Dataset entries:
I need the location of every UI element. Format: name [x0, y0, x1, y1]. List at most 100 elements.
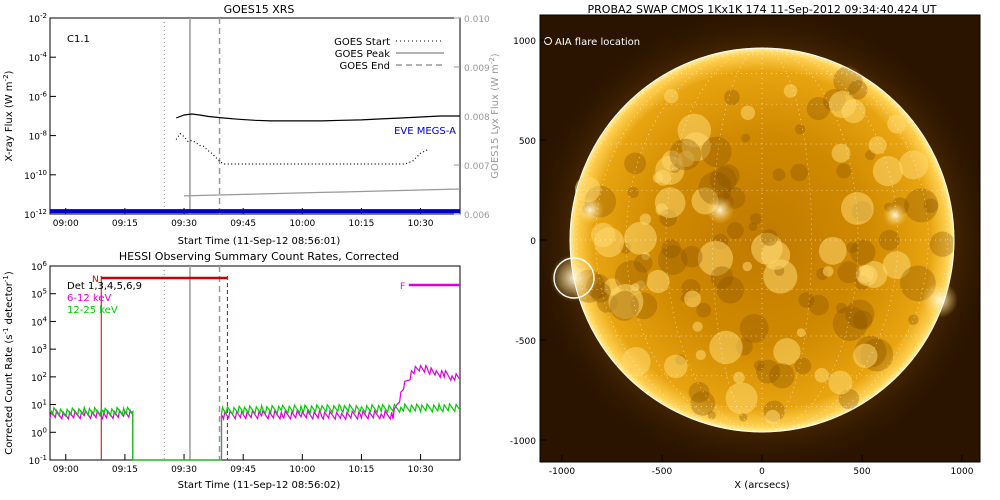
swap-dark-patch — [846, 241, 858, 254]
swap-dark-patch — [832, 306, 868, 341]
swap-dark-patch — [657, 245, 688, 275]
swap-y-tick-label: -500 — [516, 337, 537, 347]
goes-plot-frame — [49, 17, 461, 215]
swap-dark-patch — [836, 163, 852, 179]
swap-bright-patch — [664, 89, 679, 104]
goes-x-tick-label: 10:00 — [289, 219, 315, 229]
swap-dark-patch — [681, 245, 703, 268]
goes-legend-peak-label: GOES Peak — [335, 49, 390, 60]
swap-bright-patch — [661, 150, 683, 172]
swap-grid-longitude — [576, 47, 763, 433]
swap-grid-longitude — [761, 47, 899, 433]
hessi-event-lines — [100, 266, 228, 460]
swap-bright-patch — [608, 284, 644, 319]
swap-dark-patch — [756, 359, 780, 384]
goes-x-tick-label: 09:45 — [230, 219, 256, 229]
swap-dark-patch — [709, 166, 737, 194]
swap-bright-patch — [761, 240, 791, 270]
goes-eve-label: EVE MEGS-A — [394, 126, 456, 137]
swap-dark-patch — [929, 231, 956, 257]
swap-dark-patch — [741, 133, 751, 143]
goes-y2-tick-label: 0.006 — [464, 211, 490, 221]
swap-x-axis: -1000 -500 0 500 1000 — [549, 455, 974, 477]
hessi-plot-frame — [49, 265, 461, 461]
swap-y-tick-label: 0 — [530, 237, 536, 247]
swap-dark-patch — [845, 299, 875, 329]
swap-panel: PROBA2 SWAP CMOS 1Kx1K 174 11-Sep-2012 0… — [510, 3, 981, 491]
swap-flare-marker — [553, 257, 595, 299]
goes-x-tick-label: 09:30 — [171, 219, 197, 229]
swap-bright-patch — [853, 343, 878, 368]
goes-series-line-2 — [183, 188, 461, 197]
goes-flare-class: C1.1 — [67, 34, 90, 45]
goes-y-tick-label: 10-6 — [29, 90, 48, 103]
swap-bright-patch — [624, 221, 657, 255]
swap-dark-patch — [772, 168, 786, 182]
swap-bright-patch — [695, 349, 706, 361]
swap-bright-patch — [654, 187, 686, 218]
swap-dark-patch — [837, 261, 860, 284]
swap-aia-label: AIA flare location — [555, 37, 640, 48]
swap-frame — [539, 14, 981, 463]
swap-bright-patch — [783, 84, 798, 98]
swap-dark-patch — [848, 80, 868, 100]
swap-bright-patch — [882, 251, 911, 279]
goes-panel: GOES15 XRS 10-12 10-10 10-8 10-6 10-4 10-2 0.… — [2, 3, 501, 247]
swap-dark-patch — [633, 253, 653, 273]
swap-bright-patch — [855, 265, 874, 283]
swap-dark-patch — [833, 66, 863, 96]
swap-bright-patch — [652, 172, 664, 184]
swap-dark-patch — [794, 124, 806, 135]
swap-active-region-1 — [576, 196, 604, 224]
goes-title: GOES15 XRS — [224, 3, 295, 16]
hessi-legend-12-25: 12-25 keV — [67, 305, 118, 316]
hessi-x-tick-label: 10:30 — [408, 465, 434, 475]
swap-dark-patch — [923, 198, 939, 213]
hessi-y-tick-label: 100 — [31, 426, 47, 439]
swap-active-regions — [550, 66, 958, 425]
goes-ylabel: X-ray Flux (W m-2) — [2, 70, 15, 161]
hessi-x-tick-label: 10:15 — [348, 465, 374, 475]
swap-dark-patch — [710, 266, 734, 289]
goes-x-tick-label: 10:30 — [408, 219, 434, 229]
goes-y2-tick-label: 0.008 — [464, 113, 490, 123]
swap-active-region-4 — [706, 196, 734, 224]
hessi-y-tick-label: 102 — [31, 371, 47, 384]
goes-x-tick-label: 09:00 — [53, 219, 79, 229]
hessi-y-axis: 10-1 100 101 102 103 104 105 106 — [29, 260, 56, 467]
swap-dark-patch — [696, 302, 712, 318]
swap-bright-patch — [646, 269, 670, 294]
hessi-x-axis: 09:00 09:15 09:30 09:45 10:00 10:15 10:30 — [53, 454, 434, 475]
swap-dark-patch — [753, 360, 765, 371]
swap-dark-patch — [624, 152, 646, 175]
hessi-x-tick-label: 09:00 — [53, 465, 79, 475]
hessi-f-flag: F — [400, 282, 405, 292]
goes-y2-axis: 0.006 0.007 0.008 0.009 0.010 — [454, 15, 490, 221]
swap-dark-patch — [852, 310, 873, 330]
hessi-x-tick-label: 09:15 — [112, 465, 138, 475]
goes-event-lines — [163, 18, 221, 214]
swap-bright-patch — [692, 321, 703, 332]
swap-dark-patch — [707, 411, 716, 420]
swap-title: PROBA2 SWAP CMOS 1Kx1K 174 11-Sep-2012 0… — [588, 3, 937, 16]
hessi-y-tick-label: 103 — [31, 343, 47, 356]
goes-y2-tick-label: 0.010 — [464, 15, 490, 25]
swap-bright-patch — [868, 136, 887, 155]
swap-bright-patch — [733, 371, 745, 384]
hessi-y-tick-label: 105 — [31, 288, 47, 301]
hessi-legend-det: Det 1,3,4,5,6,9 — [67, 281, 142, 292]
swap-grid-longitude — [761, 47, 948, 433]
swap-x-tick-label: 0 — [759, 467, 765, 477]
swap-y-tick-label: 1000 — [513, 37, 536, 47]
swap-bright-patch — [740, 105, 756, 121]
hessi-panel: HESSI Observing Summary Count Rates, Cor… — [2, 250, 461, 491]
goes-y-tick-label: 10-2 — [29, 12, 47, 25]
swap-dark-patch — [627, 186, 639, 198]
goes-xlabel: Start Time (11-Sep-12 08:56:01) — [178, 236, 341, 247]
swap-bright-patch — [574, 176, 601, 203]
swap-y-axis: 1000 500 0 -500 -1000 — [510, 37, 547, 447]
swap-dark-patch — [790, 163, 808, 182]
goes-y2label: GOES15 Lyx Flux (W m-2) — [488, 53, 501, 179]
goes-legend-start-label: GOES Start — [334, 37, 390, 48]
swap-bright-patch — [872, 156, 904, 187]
==
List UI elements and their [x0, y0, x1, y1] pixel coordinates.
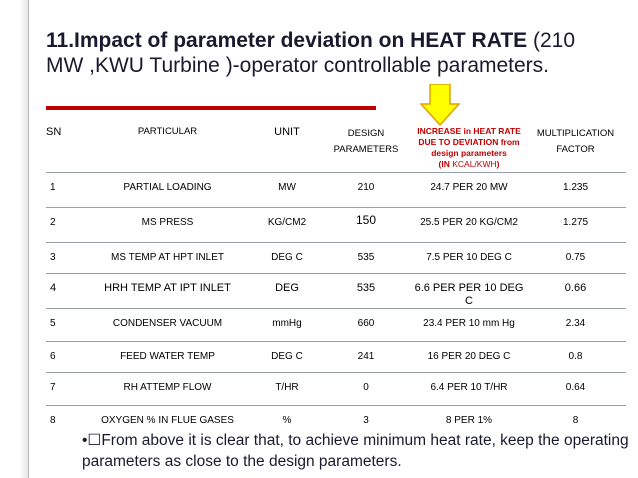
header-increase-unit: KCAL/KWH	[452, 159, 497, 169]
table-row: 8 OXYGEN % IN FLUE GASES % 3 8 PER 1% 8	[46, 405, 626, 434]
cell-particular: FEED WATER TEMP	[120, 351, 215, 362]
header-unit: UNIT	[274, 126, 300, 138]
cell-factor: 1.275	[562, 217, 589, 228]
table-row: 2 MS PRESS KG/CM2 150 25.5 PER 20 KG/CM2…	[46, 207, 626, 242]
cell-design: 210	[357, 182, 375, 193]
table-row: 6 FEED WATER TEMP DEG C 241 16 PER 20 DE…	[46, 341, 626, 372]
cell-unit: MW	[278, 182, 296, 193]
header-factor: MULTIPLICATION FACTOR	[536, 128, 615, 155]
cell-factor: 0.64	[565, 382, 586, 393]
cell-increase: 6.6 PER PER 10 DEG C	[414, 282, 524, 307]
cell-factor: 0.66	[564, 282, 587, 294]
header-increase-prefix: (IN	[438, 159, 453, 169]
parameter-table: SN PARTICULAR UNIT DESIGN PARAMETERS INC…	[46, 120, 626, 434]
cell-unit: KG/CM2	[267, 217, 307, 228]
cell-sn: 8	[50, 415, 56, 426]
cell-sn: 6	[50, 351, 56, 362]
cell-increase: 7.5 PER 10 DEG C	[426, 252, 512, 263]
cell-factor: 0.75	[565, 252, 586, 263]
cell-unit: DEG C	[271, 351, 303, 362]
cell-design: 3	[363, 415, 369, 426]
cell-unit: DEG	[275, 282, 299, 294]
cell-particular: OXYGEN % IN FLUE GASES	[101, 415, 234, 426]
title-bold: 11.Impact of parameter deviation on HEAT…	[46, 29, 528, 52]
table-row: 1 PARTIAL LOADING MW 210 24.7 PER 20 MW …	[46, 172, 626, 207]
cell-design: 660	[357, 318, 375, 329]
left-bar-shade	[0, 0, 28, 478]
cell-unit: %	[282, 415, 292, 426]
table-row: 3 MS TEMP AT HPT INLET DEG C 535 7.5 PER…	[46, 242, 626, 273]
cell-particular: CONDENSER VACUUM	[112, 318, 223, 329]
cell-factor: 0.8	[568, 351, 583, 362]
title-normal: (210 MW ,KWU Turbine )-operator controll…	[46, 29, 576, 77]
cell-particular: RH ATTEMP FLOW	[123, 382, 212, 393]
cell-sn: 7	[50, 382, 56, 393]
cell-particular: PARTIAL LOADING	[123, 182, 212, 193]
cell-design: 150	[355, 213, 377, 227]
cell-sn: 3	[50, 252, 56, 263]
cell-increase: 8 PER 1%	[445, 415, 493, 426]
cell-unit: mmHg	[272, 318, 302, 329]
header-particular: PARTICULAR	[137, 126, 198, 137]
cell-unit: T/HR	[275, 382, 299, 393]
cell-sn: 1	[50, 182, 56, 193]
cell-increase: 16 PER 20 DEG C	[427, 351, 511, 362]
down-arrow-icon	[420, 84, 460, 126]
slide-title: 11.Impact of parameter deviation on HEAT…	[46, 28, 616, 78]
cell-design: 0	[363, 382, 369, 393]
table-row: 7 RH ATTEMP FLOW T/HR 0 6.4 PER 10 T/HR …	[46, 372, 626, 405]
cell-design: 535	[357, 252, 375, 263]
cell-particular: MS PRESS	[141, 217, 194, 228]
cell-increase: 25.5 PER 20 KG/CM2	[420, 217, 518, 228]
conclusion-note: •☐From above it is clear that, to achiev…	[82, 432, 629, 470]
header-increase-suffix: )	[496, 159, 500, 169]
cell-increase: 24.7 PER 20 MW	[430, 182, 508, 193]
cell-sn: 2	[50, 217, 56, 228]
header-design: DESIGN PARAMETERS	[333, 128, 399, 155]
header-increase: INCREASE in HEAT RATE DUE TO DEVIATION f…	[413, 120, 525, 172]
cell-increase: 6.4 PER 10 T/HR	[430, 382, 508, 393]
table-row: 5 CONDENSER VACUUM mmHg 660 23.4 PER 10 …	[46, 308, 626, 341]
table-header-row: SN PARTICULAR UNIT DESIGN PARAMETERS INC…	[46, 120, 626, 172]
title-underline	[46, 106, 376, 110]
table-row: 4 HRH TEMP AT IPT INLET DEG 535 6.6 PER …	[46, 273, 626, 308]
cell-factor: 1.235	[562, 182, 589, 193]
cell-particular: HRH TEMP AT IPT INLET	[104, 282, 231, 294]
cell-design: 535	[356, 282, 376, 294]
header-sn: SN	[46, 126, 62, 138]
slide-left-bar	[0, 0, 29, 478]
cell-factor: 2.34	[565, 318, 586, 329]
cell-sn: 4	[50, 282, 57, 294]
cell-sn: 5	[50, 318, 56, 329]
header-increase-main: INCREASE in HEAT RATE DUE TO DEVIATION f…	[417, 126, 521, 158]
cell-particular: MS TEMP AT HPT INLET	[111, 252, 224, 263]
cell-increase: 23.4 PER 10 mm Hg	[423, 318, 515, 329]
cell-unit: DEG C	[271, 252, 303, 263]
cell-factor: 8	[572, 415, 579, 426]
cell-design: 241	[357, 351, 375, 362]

* _Your objective_
Reproduce every line verbatim, from the line containing "swap-dark-patch — [846, 241, 858, 254]" down to the line containing "swap-dark-patch — [845, 299, 875, 329]", with both of those lines included.

* _Complete answer_
swap-dark-patch — [846, 241, 858, 254]
swap-dark-patch — [832, 306, 868, 341]
swap-dark-patch — [657, 245, 688, 275]
swap-y-tick-label: -500 — [516, 337, 537, 347]
goes-plot-frame — [49, 17, 461, 215]
swap-dark-patch — [836, 163, 852, 179]
swap-bright-patch — [664, 89, 679, 104]
goes-x-tick-label: 10:00 — [289, 219, 315, 229]
swap-dark-patch — [681, 245, 703, 268]
goes-legend-peak-label: GOES Peak — [335, 49, 390, 60]
swap-bright-patch — [661, 150, 683, 172]
swap-grid-longitude — [576, 47, 763, 433]
swap-grid-longitude — [761, 47, 899, 433]
hessi-event-lines — [100, 266, 228, 460]
swap-bright-patch — [608, 284, 644, 319]
swap-dark-patch — [756, 359, 780, 384]
goes-x-tick-label: 09:45 — [230, 219, 256, 229]
swap-dark-patch — [709, 166, 737, 194]
swap-bright-patch — [761, 240, 791, 270]
goes-eve-label: EVE MEGS-A — [394, 126, 456, 137]
swap-dark-patch — [929, 231, 956, 257]
swap-dark-patch — [741, 133, 751, 143]
goes-y2-tick-label: 0.006 — [464, 211, 490, 221]
swap-x-axis: -1000 -500 0 500 1000 — [549, 455, 974, 477]
hessi-plot-frame — [49, 265, 461, 461]
swap-y-tick-label: 0 — [530, 237, 536, 247]
swap-dark-patch — [845, 299, 875, 329]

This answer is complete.